Collection entries:
>> begin

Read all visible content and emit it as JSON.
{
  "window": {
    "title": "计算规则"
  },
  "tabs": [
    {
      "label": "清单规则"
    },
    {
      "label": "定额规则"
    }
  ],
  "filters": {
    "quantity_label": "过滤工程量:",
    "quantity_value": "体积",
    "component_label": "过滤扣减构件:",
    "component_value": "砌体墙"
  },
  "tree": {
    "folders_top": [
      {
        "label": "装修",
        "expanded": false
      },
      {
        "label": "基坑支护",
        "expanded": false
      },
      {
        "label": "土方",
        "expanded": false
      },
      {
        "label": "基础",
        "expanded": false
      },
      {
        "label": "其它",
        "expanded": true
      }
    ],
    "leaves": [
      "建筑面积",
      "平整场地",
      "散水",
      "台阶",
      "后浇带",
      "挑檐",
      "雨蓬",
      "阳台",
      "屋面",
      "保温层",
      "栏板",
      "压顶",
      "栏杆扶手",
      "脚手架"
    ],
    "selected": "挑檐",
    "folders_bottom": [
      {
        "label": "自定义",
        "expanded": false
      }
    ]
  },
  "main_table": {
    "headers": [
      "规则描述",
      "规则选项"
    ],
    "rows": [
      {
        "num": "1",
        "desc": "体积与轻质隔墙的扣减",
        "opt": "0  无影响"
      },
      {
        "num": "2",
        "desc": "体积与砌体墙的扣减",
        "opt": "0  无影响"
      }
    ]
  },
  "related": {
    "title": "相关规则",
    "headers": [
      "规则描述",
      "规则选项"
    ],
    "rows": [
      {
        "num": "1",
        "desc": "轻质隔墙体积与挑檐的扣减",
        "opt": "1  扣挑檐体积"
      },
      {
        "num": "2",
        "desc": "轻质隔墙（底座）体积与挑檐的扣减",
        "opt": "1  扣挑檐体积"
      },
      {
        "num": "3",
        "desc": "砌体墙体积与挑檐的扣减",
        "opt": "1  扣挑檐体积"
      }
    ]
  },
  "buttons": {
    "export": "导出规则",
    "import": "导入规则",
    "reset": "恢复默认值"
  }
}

>> end

## Task directions
Write the data out again in full and exactly.

## Full response
Read all visible content and emit it as JSON.
{
  "window": {
    "title": "计算规则"
  },
  "tabs": [
    {
      "label": "清单规则"
    },
    {
      "label": "定额规则"
    }
  ],
  "filters": {
    "quantity_label": "过滤工程量:",
    "quantity_value": "体积",
    "component_label": "过滤扣减构件:",
    "component_value": "砌体墙"
  },
  "tree": {
    "folders_top": [
      {
        "label": "装修",
        "expanded": false
      },
      {
        "label": "基坑支护",
        "expanded": false
      },
      {
        "label": "土方",
        "expanded": false
      },
      {
        "label": "基础",
        "expanded": false
      },
      {
        "label": "其它",
        "expanded": true
      }
    ],
    "leaves": [
      "建筑面积",
      "平整场地",
      "散水",
      "台阶",
      "后浇带",
      "挑檐",
      "雨蓬",
      "阳台",
      "屋面",
      "保温层",
      "栏板",
      "压顶",
      "栏杆扶手",
      "脚手架"
    ],
    "selected": "挑檐",
    "folders_bottom": [
      {
        "label": "自定义",
        "expanded": false
      }
    ]
  },
  "main_table": {
    "headers": [
      "规则描述",
      "规则选项"
    ],
    "rows": [
      {
        "num": "1",
        "desc": "体积与轻质隔墙的扣减",
        "opt": "0  无影响"
      },
      {
        "num": "2",
        "desc": "体积与砌体墙的扣减",
        "opt": "0  无影响"
      }
    ]
  },
  "related": {
    "title": "相关规则",
    "headers": [
      "规则描述",
      "规则选项"
    ],
    "rows": [
      {
        "num": "1",
        "desc": "轻质隔墙体积与挑檐的扣减",
        "opt": "1  扣挑檐体积"
      },
      {
        "num": "2",
        "desc": "轻质隔墙（底座）体积与挑檐的扣减",
        "opt": "1  扣挑檐体积"
      },
      {
        "num": "3",
        "desc": "砌体墙体积与挑檐的扣减",
        "opt": "1  扣挑檐体积"
      }
    ]
  },
  "buttons": {
    "export": "导出规则",
    "import": "导入规则",
    "reset": "恢复默认值"
  }
}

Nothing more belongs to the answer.